- **Required task**
Reproduce the entries exactly.

--- Records supplied ---

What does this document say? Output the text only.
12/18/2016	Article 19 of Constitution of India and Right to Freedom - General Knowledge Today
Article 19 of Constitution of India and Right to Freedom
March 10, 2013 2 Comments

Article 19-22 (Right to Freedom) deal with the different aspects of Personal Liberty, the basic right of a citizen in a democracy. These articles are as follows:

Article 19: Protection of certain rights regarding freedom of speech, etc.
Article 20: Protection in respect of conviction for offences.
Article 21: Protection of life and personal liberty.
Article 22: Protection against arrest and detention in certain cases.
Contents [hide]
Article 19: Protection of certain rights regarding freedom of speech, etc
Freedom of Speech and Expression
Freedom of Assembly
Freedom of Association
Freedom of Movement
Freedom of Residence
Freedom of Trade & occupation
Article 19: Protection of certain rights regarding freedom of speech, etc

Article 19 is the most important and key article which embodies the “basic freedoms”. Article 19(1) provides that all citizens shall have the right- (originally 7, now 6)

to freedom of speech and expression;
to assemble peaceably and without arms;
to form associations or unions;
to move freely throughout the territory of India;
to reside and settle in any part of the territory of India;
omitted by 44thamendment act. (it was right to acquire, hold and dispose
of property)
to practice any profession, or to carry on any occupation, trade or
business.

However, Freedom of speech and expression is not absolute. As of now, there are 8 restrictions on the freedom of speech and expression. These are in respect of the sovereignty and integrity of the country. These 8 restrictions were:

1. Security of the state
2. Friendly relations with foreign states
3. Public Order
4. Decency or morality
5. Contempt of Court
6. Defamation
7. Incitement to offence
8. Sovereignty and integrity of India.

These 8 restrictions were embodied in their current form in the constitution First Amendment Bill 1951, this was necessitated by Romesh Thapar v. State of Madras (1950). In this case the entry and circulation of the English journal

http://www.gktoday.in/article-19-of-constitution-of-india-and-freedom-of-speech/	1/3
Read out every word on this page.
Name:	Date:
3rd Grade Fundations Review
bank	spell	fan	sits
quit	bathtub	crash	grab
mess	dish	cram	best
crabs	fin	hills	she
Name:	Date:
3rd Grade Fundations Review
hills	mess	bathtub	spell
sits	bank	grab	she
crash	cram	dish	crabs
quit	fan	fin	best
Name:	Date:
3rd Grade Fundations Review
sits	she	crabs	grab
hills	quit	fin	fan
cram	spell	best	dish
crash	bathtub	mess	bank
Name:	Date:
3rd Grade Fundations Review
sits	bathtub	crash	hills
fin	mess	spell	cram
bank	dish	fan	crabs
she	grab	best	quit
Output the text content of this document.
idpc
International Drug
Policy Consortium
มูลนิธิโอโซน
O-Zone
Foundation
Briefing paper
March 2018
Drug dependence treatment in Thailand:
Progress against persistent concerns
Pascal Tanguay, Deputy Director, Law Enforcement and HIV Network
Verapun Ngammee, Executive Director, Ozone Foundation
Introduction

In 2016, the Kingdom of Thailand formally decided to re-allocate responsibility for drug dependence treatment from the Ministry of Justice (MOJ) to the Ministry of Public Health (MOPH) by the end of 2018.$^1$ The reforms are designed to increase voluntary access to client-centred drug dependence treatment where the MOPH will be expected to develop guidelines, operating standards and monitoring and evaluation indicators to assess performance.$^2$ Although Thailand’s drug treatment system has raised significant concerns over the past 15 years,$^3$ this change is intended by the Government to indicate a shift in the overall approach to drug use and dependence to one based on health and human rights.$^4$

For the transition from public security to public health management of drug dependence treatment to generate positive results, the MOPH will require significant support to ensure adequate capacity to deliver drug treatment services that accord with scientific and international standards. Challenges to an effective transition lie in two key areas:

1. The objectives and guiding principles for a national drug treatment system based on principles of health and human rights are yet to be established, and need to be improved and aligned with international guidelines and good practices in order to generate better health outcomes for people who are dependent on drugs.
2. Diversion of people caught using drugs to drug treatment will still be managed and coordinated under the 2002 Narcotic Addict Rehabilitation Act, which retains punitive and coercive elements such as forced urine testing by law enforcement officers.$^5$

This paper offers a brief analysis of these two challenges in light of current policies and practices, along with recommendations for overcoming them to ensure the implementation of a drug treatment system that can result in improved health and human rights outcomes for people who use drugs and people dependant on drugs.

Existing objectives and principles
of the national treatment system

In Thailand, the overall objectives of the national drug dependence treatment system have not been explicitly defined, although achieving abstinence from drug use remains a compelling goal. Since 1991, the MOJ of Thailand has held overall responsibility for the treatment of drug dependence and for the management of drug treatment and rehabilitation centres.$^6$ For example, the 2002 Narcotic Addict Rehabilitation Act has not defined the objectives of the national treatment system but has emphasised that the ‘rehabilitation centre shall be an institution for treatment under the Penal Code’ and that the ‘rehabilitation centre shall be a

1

---

- **Expected output**
What does this document say? Output the text only.
12/18/2016	Article 19 of Constitution of India and Right to Freedom - General Knowledge Today
Article 19 of Constitution of India and Right to Freedom
March 10, 2013 2 Comments

Article 19-22 (Right to Freedom) deal with the different aspects of Personal Liberty, the basic right of a citizen in a democracy. These articles are as follows:

Article 19: Protection of certain rights regarding freedom of speech, etc.
Article 20: Protection in respect of conviction for offences.
Article 21: Protection of life and personal liberty.
Article 22: Protection against arrest and detention in certain cases.
Contents [hide]
Article 19: Protection of certain rights regarding freedom of speech, etc
Freedom of Speech and Expression
Freedom of Assembly
Freedom of Association
Freedom of Movement
Freedom of Residence
Freedom of Trade & occupation
Article 19: Protection of certain rights regarding freedom of speech, etc

Article 19 is the most important and key article which embodies the “basic freedoms”. Article 19(1) provides that all citizens shall have the right- (originally 7, now 6)

to freedom of speech and expression;
to assemble peaceably and without arms;
to form associations or unions;
to move freely throughout the territory of India;
to reside and settle in any part of the territory of India;
omitted by 44thamendment act. (it was right to acquire, hold and dispose
of property)
to practice any profession, or to carry on any occupation, trade or
business.

However, Freedom of speech and expression is not absolute. As of now, there are 8 restrictions on the freedom of speech and expression. These are in respect of the sovereignty and integrity of the country. These 8 restrictions were:

1. Security of the state
2. Friendly relations with foreign states
3. Public Order
4. Decency or morality
5. Contempt of Court
6. Defamation
7. Incitement to offence
8. Sovereignty and integrity of India.

These 8 restrictions were embodied in their current form in the constitution First Amendment Bill 1951, this was necessitated by Romesh Thapar v. State of Madras (1950). In this case the entry and circulation of the English journal

http://www.gktoday.in/article-19-of-constitution-of-india-and-freedom-of-speech/	1/3
Read out every word on this page.
Name:	Date:
3rd Grade Fundations Review
bank	spell	fan	sits
quit	bathtub	crash	grab
mess	dish	cram	best
crabs	fin	hills	she
Name:	Date:
3rd Grade Fundations Review
hills	mess	bathtub	spell
sits	bank	grab	she
crash	cram	dish	crabs
quit	fan	fin	best
Name:	Date:
3rd Grade Fundations Review
sits	she	crabs	grab
hills	quit	fin	fan
cram	spell	best	dish
crash	bathtub	mess	bank
Name:	Date:
3rd Grade Fundations Review
sits	bathtub	crash	hills
fin	mess	spell	cram
bank	dish	fan	crabs
she	grab	best	quit
Output the text content of this document.
idpc
International Drug
Policy Consortium
มูลนิธิโอโซน
O-Zone
Foundation
Briefing paper
March 2018
Drug dependence treatment in Thailand:
Progress against persistent concerns
Pascal Tanguay, Deputy Director, Law Enforcement and HIV Network
Verapun Ngammee, Executive Director, Ozone Foundation
Introduction

In 2016, the Kingdom of Thailand formally decided to re-allocate responsibility for drug dependence treatment from the Ministry of Justice (MOJ) to the Ministry of Public Health (MOPH) by the end of 2018.$^1$ The reforms are designed to increase voluntary access to client-centred drug dependence treatment where the MOPH will be expected to develop guidelines, operating standards and monitoring and evaluation indicators to assess performance.$^2$ Although Thailand’s drug treatment system has raised significant concerns over the past 15 years,$^3$ this change is intended by the Government to indicate a shift in the overall approach to drug use and dependence to one based on health and human rights.$^4$

For the transition from public security to public health management of drug dependence treatment to generate positive results, the MOPH will require significant support to ensure adequate capacity to deliver drug treatment services that accord with scientific and international standards. Challenges to an effective transition lie in two key areas:

1. The objectives and guiding principles for a national drug treatment system based on principles of health and human rights are yet to be established, and need to be improved and aligned with international guidelines and good practices in order to generate better health outcomes for people who are dependent on drugs.
2. Diversion of people caught using drugs to drug treatment will still be managed and coordinated under the 2002 Narcotic Addict Rehabilitation Act, which retains punitive and coercive elements such as forced urine testing by law enforcement officers.$^5$

This paper offers a brief analysis of these two challenges in light of current policies and practices, along with recommendations for overcoming them to ensure the implementation of a drug treatment system that can result in improved health and human rights outcomes for people who use drugs and people dependant on drugs.

Existing objectives and principles
of the national treatment system

In Thailand, the overall objectives of the national drug dependence treatment system have not been explicitly defined, although achieving abstinence from drug use remains a compelling goal. Since 1991, the MOJ of Thailand has held overall responsibility for the treatment of drug dependence and for the management of drug treatment and rehabilitation centres.$^6$ For example, the 2002 Narcotic Addict Rehabilitation Act has not defined the objectives of the national treatment system but has emphasised that the ‘rehabilitation centre shall be an institution for treatment under the Penal Code’ and that the ‘rehabilitation centre shall be a

1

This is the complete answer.